## ÉNONCÉ A
Nommez tous les députés LFI que le texte ci-dessous cite parmi les participants au rassemblement devant le commissariat.

## TEXTE FOURNI
####################

Selon une source proche du dossier, il est accusé d'avoir "porté un coup" à une commissaire de police sur la place de la République en début d'après-midi. Il a été reconnu plus tard rue du faubourg saint Martin.

Yssoufou Traoré est sorti de l'hôpital dimanche, l'œil tuméfié 

Dimanche 9 juillet à la mi-journée, Yssoufou Traoré est sorti de l'hôpital. Dans une vidéo postée sur le compte Twitter "La vérité pour Adama", il apparaît l'œil droit tuméfié et la manche du t-shirt déchirée. 

Selon un communiqué publié sur le compte Instagram d'Assa Traoré, le plaquage ventral qu'il a subi lors de son interpellation lui a occasionné "une fracture du nez, un traumatisme crânien avec contusion oculaire, des contusions thoraciques, abdominales et lombaires révélatrices". L'avocat de Yssoufou Traoré, Me Yassine Bouzrou, a annoncé dimanche avoir déposé plainte pour violences volontaires.

"Mon frère est mort exactement de la même façon"

Le deuxième homme arrêté samedi a été identifié comme Samir par les membres du comité Adama. Le rassemblement pour exiger sa libération devant le commissariat du Ier arrondissement de Paris, dimanche en début d'après-midi, s'est terminé dans le calme au bout de deux heures. Une cinquantaine de personnes y ont participé, dont les députés LFI Eric Coquerel, Jérôme Legavre et Thomas Portes, et ont été rejointes par Yssoufou et Assa Traoré.

"C'est une injustice que j'ai subie", a estimé Yssoufou Traoré, affirmant avoir reçu un "uppercut bien voulu". "Ils [les policiers, ndlr] n'ont pas à faire ça", a-t-il ajouté. Sa sœur a dénoncé un "guet-apens", estimant que les images de l'interpellation avaient "réveillé beaucoup de choses. Mon frère est mort exactement de la même façon", a relevé Assa Traoré. Quant à l'accusation de coup porté à la commissaire, Yssoufou Traoré estime n'avoir "rien à (se) reprocher".

####################

## DONNÉES À UTILISER
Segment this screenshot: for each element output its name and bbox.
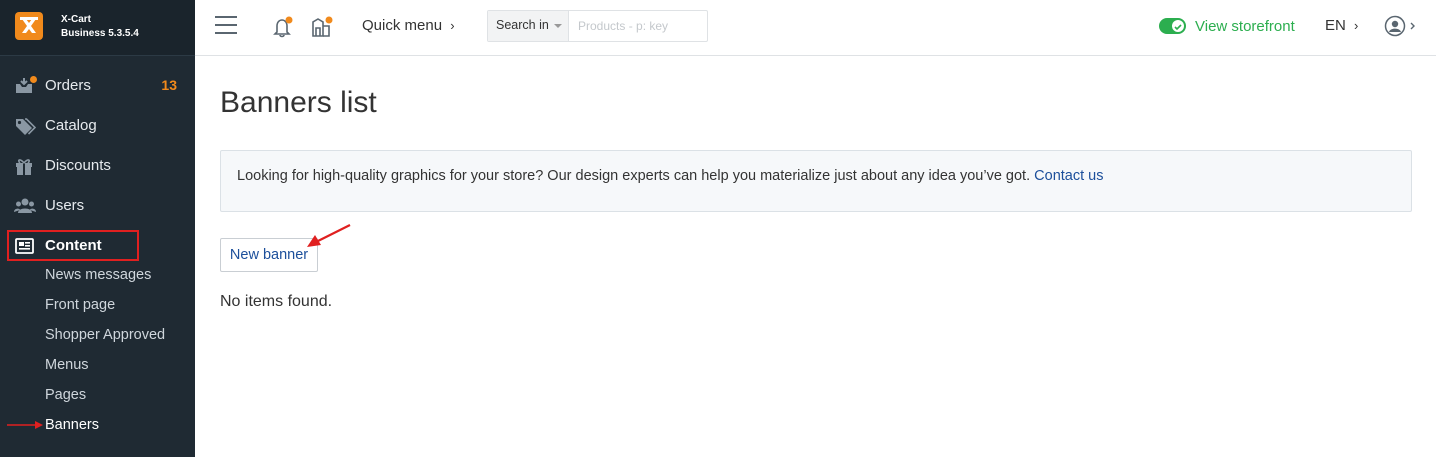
user-avatar-icon	[1384, 15, 1415, 37]
search-box: Search in	[487, 10, 708, 42]
sidebar-item-discounts[interactable]: Discounts	[0, 146, 195, 186]
sidebar-item-label: Catalog	[45, 117, 97, 134]
search-input[interactable]	[570, 11, 707, 41]
users-icon	[14, 196, 36, 216]
brand-header: X-Cart Business 5.3.5.4	[0, 0, 195, 56]
sidebar-subitem-pages[interactable]: Pages	[45, 387, 86, 403]
brand-text: X-Cart Business 5.3.5.4	[61, 13, 139, 41]
notification-dot	[30, 76, 37, 83]
sidebar-item-catalog[interactable]: Catalog	[0, 106, 195, 146]
info-text: Looking for high-quality graphics for yo…	[237, 168, 1103, 184]
top-header: Quick menu › Search in View storefront E…	[195, 0, 1436, 56]
sidebar-item-orders[interactable]: Orders 13	[0, 66, 195, 106]
info-banner: Looking for high-quality graphics for yo…	[220, 150, 1412, 212]
quick-menu-button[interactable]: Quick menu ›	[362, 17, 455, 34]
sidebar-subitem-front-page[interactable]: Front page	[45, 297, 115, 313]
chevron-right-icon: ›	[450, 18, 455, 33]
storefront-toggle[interactable]	[1159, 18, 1186, 34]
tags-icon	[14, 116, 37, 136]
xcart-logo-icon[interactable]	[15, 12, 43, 40]
info-message: Looking for high-quality graphics for yo…	[237, 168, 1031, 184]
annotation-arrow-banners	[7, 421, 43, 429]
view-storefront-link[interactable]: View storefront	[1195, 18, 1295, 35]
brand-name: X-Cart	[61, 14, 92, 25]
sidebar-subitem-menus[interactable]: Menus	[45, 357, 89, 373]
sidebar-item-label: Users	[45, 197, 85, 214]
search-in-label: Search in	[496, 18, 549, 32]
newspaper-icon	[14, 236, 36, 256]
gift-icon	[14, 156, 36, 176]
quick-menu-label: Quick menu	[362, 17, 443, 34]
check-icon	[1174, 24, 1182, 31]
search-in-dropdown[interactable]: Search in	[488, 11, 569, 41]
contact-us-link[interactable]: Contact us	[1034, 168, 1103, 184]
sidebar-item-label: Content	[45, 237, 102, 254]
hamburger-menu-icon[interactable]	[215, 16, 237, 36]
annotation-arrow-new-banner	[307, 224, 351, 247]
sidebar-subitem-shopper-approved[interactable]: Shopper Approved	[45, 327, 165, 343]
language-label: EN	[1325, 17, 1346, 34]
language-selector[interactable]: EN ›	[1325, 17, 1358, 34]
page-title: Banners list	[220, 86, 377, 119]
toggle-knob	[1172, 20, 1184, 32]
sidebar-item-content[interactable]: Content	[0, 226, 195, 266]
sidebar-item-label: Discounts	[45, 157, 111, 174]
user-menu[interactable]	[1384, 15, 1415, 37]
sidebar-subitem-news-messages[interactable]: News messages	[45, 267, 151, 283]
sidebar-item-label: Orders	[45, 77, 91, 94]
orders-icon	[14, 76, 37, 96]
empty-state-text: No items found.	[220, 293, 333, 310]
bell-icon[interactable]	[271, 15, 295, 39]
chevron-right-icon: ›	[1354, 18, 1359, 33]
orders-count-badge: 13	[161, 77, 177, 93]
sidebar-subitem-banners[interactable]: Banners	[45, 417, 99, 433]
brand-edition: Business 5.3.5.4	[61, 28, 139, 39]
caret-down-icon	[554, 24, 562, 28]
sidebar: X-Cart Business 5.3.5.4 Orders 13 Catalo…	[0, 0, 195, 457]
sidebar-item-users[interactable]: Users	[0, 186, 195, 226]
marketplace-icon[interactable]	[310, 15, 334, 39]
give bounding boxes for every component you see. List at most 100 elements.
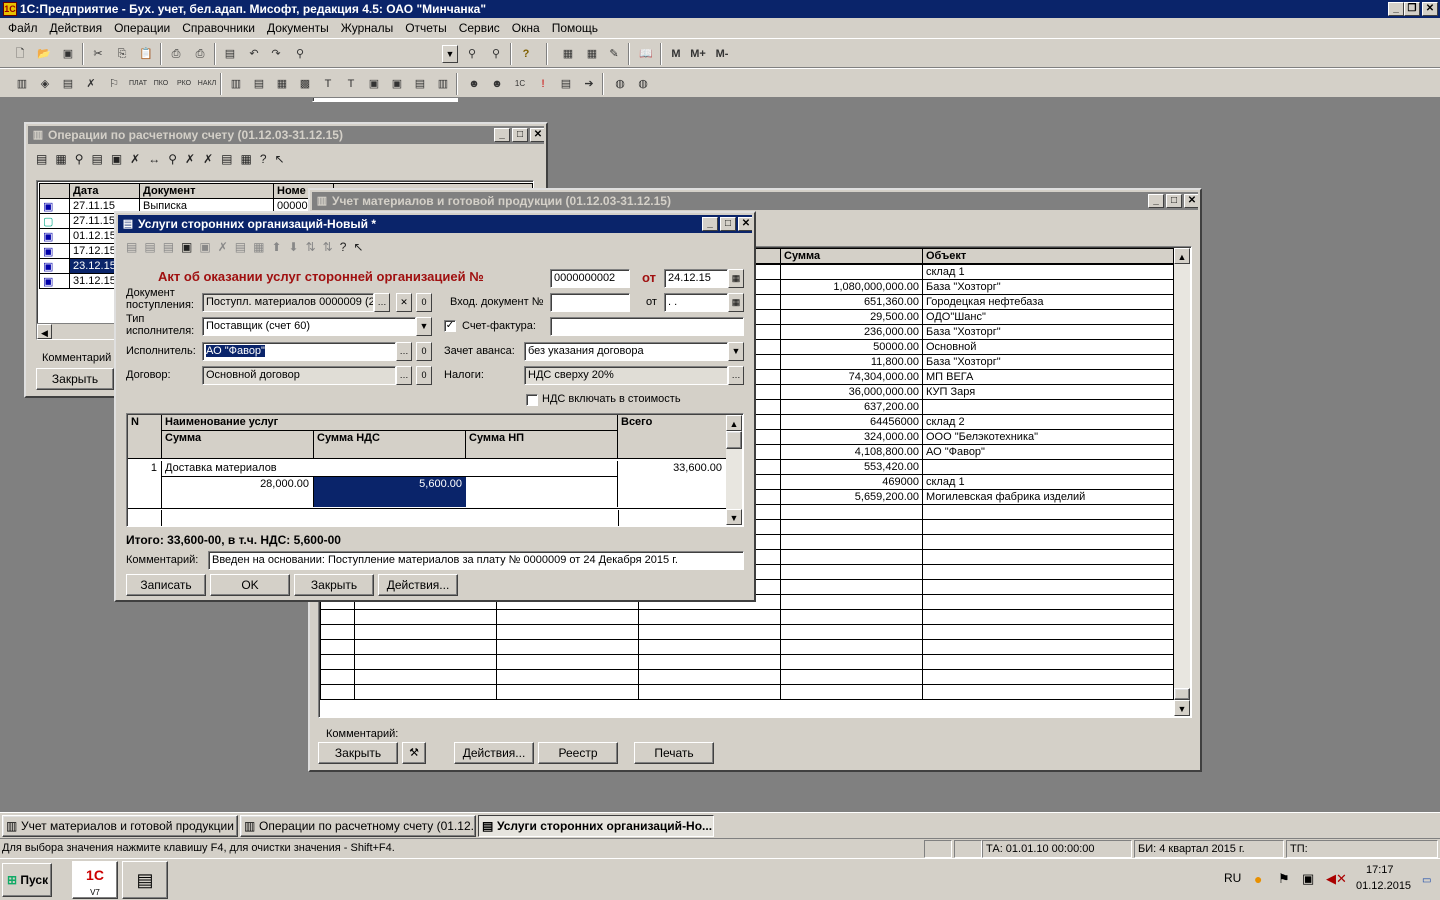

####################

## ÉNONCÉ B
Veuillez relever chaque ligne de la liste ci-dessus qui contient la chaîne "toggle", en tenant compte de la casse.

## RÉPONSE A
Eric Coquerel
Jérôme Legavre
Thomas Portes

## RÉPONSE B
storefront-toggle[interactable]	[1159, 18, 1186, 34]
toggle-knob	[1172, 20, 1184, 32]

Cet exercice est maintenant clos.